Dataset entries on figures
**********

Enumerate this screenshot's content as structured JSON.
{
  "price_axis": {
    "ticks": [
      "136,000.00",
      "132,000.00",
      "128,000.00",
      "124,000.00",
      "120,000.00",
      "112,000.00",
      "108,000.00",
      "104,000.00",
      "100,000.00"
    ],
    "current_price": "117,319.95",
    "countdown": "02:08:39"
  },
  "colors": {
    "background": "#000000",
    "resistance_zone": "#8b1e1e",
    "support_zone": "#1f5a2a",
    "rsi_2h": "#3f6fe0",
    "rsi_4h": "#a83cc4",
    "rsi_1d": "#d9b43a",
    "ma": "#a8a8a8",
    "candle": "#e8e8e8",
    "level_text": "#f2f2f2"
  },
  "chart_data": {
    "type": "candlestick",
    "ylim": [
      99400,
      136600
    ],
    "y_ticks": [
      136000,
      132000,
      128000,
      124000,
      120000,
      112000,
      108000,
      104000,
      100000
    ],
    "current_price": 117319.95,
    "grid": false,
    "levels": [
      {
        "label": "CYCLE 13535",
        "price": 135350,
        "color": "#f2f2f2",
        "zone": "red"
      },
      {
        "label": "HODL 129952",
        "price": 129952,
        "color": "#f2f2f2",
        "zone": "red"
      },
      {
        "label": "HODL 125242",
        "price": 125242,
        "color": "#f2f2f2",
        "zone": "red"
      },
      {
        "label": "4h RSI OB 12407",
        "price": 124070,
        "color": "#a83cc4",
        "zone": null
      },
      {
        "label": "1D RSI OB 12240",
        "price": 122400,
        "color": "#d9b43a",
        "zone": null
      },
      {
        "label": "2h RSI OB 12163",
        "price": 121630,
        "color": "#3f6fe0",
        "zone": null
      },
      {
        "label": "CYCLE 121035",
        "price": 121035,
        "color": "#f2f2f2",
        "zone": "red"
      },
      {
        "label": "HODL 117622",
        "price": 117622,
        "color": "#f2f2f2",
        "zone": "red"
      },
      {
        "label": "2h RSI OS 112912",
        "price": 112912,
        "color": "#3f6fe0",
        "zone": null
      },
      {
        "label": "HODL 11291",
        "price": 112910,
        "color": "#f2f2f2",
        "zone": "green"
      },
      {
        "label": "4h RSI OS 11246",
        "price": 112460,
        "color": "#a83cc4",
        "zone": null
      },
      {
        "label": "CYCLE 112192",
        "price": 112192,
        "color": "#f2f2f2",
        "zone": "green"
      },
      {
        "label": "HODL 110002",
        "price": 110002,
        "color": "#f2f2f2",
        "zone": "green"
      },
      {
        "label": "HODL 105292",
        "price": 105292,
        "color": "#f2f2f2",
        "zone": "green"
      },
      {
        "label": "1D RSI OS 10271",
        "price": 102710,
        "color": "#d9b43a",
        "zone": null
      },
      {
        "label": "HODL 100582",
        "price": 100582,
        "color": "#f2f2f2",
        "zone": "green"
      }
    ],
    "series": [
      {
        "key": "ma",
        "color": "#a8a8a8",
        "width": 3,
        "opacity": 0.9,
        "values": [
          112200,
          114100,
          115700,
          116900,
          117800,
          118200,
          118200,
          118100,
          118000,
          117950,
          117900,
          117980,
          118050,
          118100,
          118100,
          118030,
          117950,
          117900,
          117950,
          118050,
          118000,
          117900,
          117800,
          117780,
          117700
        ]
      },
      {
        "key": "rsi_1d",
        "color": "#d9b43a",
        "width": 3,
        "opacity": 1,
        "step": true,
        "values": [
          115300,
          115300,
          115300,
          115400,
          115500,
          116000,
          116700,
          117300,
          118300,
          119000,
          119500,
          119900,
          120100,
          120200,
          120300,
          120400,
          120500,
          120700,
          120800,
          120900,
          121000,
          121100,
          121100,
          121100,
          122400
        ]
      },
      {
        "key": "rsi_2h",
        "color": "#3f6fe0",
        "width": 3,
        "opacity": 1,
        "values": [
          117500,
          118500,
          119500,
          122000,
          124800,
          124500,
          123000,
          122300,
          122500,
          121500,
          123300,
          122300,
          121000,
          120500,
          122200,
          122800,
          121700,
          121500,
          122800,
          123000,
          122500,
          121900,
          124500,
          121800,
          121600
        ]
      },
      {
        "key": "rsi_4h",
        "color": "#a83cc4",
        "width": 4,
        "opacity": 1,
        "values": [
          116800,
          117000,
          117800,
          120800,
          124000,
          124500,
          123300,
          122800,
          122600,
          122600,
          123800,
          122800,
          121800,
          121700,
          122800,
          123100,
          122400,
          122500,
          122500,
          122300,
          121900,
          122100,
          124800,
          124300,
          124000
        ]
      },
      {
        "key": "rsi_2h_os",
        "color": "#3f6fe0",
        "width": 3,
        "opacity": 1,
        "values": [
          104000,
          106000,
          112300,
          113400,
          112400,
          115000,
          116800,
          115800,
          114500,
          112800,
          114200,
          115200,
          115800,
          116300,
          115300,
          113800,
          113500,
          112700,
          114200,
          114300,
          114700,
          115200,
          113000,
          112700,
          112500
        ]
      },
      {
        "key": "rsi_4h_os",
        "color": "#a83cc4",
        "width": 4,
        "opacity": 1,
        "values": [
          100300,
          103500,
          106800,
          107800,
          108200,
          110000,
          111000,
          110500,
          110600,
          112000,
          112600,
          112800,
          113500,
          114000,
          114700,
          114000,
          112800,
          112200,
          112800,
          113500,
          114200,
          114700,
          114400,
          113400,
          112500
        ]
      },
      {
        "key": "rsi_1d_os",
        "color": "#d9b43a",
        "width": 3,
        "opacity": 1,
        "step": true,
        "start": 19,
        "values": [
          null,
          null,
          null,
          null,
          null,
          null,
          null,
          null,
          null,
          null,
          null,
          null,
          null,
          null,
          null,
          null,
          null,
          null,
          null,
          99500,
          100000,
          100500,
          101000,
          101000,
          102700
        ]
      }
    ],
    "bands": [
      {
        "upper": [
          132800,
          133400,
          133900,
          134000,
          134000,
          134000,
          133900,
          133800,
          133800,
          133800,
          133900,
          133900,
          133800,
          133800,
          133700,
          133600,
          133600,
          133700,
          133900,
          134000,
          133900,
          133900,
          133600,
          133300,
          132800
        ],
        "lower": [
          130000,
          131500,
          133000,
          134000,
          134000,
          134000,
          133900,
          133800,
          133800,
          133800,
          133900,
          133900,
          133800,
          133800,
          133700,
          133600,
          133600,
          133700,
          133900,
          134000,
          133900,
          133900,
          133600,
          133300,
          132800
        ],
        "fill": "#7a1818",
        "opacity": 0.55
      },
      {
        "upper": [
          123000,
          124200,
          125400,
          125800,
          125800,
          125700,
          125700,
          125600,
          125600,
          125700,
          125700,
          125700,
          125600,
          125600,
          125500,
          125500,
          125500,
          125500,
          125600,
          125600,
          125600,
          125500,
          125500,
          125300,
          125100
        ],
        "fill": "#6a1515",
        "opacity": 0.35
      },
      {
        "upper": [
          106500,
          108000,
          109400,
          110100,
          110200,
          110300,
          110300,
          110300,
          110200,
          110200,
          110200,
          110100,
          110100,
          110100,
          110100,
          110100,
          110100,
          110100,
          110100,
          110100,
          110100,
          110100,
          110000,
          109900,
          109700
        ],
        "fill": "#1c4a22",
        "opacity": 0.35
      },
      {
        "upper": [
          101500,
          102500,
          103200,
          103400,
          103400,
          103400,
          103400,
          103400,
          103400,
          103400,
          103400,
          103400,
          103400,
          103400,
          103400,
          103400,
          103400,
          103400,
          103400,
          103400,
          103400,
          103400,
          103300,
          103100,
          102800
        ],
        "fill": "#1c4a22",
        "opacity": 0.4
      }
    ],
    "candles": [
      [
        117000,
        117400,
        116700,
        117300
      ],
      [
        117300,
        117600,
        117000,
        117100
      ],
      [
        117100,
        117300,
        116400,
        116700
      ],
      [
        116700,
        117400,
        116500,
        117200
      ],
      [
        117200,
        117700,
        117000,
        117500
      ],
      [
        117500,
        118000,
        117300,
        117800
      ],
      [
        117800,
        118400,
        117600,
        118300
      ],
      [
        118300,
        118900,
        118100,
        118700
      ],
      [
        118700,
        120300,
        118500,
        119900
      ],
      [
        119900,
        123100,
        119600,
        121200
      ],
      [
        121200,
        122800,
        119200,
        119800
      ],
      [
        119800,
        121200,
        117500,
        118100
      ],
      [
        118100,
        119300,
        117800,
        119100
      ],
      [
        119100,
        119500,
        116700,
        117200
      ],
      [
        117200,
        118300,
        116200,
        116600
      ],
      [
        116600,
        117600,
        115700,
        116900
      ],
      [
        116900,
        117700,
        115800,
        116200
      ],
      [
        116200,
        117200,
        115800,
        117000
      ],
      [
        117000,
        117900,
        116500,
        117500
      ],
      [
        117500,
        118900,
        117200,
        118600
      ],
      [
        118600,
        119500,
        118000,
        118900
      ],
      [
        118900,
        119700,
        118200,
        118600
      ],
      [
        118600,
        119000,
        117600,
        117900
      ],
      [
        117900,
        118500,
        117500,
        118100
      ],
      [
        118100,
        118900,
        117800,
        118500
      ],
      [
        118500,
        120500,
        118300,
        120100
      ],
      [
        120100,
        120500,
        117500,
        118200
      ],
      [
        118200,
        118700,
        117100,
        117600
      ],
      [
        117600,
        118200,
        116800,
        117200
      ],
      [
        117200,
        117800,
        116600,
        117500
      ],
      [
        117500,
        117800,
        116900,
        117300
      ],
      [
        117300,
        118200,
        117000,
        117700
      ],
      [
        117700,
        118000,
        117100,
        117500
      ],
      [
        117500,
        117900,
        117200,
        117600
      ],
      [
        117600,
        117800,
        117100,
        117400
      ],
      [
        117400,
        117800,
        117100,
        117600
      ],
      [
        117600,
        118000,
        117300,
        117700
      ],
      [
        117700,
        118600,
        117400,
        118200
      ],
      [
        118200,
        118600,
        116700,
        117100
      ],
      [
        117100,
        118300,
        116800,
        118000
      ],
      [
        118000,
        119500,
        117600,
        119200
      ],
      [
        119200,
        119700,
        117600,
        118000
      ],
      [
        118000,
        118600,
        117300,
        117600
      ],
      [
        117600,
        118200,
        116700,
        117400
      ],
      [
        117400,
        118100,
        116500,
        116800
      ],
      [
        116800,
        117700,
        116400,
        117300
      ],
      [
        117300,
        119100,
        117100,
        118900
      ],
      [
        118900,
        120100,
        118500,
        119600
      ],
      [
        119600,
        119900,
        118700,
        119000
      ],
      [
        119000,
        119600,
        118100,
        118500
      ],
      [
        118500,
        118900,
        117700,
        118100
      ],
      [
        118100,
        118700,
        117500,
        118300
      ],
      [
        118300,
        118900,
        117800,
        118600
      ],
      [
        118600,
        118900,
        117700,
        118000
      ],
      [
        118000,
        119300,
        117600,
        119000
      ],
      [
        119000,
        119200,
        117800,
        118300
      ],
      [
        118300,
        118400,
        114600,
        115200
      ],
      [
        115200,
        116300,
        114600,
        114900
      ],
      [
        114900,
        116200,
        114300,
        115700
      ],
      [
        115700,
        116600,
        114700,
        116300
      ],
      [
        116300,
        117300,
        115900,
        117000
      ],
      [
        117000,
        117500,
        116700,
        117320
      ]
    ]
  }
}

**********

- **EXERCISE OBJECTIVE**
Each line of the material that holds the string "HODL" counts once; give the total alone.

- **OUTPUT OF THE EXERCISE**
7